(Directions for this task): State how many lines of the entries hold the string "blue", and output nothing but that count.

(Stored data):

•••

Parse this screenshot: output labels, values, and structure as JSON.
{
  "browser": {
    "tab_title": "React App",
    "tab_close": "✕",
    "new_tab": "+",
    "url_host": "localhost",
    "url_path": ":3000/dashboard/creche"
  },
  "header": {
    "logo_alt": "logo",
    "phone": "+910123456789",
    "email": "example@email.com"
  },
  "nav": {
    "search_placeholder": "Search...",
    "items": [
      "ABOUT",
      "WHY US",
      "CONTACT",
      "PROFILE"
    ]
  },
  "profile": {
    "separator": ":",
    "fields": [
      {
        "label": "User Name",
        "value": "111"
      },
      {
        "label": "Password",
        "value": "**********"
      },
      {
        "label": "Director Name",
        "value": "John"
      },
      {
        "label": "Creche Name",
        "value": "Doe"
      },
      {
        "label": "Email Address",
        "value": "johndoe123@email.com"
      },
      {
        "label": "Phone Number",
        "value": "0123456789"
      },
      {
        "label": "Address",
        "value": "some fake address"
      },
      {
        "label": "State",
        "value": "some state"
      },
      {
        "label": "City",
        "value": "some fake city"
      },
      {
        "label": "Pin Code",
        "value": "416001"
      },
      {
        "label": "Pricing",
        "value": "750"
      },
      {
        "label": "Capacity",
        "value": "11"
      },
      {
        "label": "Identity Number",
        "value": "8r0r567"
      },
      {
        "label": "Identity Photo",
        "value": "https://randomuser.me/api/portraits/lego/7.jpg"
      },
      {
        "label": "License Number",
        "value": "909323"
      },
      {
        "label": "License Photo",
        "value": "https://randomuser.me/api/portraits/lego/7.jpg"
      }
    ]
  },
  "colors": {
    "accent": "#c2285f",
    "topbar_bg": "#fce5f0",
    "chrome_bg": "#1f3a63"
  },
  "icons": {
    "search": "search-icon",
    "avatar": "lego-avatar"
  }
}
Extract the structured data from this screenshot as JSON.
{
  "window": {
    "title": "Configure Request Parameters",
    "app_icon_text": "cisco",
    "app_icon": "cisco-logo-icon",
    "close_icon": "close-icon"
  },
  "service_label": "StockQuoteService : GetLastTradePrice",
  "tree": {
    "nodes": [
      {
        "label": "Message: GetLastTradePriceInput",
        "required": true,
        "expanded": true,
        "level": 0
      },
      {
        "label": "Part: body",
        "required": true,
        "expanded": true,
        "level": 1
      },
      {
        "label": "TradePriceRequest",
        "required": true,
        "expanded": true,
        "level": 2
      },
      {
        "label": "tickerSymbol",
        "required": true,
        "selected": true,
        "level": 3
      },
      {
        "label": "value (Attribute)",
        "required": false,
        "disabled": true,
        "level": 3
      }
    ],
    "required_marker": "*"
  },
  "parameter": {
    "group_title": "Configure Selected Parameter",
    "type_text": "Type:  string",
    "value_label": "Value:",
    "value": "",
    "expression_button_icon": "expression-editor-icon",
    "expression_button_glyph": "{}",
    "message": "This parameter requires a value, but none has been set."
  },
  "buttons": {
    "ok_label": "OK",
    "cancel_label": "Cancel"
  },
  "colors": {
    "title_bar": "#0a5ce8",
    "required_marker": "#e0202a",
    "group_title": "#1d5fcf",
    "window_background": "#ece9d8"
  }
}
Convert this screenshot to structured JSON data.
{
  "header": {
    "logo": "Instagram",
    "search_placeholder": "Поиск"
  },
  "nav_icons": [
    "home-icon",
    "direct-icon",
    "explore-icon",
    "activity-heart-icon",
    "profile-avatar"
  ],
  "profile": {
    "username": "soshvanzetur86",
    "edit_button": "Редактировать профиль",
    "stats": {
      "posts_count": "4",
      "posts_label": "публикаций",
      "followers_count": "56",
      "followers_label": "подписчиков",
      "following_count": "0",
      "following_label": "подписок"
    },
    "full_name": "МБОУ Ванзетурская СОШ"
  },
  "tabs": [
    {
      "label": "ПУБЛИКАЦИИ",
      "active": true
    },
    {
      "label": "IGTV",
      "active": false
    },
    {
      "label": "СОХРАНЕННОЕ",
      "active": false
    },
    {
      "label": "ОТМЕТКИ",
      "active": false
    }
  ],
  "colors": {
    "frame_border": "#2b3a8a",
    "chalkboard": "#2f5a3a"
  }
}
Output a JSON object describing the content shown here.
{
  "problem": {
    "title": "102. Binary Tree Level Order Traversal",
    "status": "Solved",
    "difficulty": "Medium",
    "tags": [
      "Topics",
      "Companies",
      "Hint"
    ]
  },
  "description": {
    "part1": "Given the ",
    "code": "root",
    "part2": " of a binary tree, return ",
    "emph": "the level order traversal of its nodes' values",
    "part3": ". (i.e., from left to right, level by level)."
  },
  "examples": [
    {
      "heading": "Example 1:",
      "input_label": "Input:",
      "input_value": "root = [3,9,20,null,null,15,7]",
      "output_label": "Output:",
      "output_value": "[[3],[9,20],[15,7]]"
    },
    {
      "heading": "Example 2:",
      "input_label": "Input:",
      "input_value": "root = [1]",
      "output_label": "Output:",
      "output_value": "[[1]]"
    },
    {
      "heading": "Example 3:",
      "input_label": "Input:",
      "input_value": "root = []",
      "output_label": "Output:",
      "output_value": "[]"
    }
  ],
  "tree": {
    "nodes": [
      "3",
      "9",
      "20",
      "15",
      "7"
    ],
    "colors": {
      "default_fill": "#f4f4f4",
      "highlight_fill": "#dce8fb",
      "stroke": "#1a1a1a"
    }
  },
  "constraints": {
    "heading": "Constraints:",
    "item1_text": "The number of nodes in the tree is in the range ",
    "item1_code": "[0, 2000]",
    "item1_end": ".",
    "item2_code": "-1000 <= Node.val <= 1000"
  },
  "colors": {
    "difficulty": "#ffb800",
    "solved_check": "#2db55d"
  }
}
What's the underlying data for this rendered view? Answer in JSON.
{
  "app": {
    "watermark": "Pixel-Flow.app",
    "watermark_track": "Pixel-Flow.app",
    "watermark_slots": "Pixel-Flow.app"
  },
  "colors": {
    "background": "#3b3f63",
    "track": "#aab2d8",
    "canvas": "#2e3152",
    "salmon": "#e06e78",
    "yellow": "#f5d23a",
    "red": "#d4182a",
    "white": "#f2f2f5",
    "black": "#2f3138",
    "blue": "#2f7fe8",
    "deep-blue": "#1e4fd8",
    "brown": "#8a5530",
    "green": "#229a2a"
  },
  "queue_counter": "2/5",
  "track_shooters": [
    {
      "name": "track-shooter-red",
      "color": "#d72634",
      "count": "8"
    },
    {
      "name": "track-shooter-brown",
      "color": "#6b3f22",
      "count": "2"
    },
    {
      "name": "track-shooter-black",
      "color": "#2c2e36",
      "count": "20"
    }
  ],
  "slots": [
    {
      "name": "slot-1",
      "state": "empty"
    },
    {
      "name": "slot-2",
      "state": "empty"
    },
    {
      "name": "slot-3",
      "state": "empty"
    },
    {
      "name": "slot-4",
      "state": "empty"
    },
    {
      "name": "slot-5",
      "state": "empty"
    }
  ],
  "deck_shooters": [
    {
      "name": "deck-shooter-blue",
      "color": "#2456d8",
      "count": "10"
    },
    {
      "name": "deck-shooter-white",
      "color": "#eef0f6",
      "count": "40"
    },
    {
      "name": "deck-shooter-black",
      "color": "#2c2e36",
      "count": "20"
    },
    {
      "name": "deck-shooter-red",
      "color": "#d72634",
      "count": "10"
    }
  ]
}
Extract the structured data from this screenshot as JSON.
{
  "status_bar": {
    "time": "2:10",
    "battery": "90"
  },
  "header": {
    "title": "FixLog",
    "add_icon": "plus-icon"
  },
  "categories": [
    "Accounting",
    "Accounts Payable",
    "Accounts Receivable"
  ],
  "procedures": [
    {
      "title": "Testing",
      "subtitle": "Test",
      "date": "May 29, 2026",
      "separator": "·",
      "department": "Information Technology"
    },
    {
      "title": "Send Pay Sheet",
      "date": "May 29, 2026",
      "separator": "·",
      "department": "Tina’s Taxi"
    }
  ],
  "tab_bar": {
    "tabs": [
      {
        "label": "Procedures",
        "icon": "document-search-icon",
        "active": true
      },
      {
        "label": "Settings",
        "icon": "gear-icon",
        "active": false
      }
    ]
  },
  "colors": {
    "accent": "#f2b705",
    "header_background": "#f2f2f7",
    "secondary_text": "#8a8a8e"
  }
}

•••

(Exercise result): 3